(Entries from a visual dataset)
┄┄┄┄┄┄┄┄┄┄
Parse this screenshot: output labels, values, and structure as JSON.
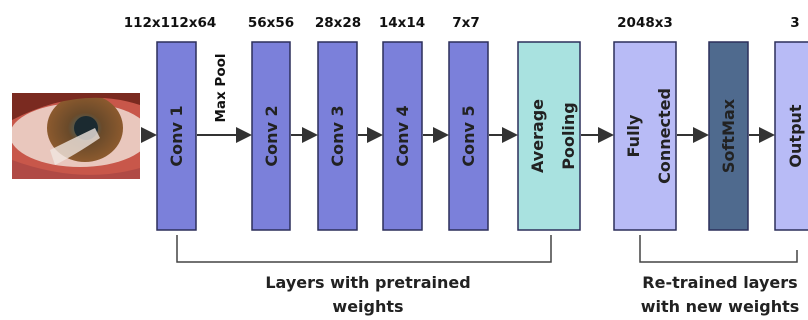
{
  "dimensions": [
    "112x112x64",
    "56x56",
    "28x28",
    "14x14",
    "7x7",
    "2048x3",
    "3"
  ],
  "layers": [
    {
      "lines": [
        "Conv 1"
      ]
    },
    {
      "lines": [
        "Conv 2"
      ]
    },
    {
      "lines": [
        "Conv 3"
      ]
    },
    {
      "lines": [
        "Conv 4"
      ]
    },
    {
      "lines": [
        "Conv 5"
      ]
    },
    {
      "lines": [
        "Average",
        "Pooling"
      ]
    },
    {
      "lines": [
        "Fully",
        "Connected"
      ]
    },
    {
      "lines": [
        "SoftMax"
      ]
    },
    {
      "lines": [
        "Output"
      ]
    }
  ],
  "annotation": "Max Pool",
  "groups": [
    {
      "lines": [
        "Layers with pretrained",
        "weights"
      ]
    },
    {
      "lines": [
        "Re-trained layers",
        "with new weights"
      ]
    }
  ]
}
┄┄┄┄┄┄┄┄┄┄
What you are asked to do =>
Copy each line of the records precisely and drop any images they hold.

Solution =>
Parse this screenshot: output labels, values, and structure as JSON.
{
  "dimensions": [
    "112x112x64",
    "56x56",
    "28x28",
    "14x14",
    "7x7",
    "2048x3",
    "3"
  ],
  "layers": [
    {
      "lines": [
        "Conv 1"
      ]
    },
    {
      "lines": [
        "Conv 2"
      ]
    },
    {
      "lines": [
        "Conv 3"
      ]
    },
    {
      "lines": [
        "Conv 4"
      ]
    },
    {
      "lines": [
        "Conv 5"
      ]
    },
    {
      "lines": [
        "Average",
        "Pooling"
      ]
    },
    {
      "lines": [
        "Fully",
        "Connected"
      ]
    },
    {
      "lines": [
        "SoftMax"
      ]
    },
    {
      "lines": [
        "Output"
      ]
    }
  ],
  "annotation": "Max Pool",
  "groups": [
    {
      "lines": [
        "Layers with pretrained",
        "weights"
      ]
    },
    {
      "lines": [
        "Re-trained layers",
        "with new weights"
      ]
    }
  ]
}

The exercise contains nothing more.